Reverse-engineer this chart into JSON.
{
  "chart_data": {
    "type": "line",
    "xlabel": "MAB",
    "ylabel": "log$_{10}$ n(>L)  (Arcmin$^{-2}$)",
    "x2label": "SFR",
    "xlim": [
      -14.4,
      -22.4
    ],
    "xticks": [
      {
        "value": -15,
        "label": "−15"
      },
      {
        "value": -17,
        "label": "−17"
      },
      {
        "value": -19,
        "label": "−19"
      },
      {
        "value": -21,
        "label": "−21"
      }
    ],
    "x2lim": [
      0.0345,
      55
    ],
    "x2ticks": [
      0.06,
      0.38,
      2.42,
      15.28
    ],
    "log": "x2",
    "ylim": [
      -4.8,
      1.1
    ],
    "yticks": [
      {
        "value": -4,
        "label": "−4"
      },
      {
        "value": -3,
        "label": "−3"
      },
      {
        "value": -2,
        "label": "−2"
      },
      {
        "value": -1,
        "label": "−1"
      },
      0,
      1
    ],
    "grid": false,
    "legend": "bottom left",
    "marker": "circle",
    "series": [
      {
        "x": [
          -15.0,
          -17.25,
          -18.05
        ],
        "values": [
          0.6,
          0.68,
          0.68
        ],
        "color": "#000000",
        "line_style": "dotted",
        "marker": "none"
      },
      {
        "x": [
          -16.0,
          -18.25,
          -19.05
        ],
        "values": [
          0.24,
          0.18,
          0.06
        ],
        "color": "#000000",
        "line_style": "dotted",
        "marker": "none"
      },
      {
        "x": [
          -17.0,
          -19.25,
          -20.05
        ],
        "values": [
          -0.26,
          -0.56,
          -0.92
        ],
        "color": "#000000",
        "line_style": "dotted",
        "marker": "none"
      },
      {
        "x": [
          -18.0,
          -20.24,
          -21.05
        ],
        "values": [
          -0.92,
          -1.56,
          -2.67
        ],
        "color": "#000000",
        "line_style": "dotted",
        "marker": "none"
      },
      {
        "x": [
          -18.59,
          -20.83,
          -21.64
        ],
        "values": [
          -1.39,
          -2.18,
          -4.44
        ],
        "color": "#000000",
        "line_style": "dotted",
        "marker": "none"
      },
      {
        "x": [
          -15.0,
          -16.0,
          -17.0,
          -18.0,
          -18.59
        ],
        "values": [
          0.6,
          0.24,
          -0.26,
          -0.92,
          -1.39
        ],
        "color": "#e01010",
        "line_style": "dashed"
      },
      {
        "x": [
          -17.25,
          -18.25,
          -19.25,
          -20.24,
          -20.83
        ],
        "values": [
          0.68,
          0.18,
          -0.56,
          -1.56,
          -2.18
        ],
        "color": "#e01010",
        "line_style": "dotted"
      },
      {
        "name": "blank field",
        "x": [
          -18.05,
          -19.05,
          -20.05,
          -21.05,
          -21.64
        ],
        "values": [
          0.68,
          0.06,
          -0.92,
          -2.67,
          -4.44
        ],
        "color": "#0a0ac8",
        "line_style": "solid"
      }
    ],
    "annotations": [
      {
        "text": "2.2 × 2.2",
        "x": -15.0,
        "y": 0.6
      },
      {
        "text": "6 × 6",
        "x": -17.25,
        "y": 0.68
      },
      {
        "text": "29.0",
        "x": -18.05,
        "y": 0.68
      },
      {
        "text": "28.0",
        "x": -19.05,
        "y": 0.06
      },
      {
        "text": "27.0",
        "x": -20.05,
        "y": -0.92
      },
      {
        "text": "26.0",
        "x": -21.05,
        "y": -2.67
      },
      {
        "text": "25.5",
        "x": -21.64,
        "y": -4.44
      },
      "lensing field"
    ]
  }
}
────
*Work to do*. Gather all lines from the records above in which "text" appears.

*Result of the exercise*.
        "text": "2.2 × 2.2",
        "text": "6 × 6",
        "text": "29.0",
        "text": "28.0",
        "text": "27.0",
        "text": "26.0",
        "text": "25.5",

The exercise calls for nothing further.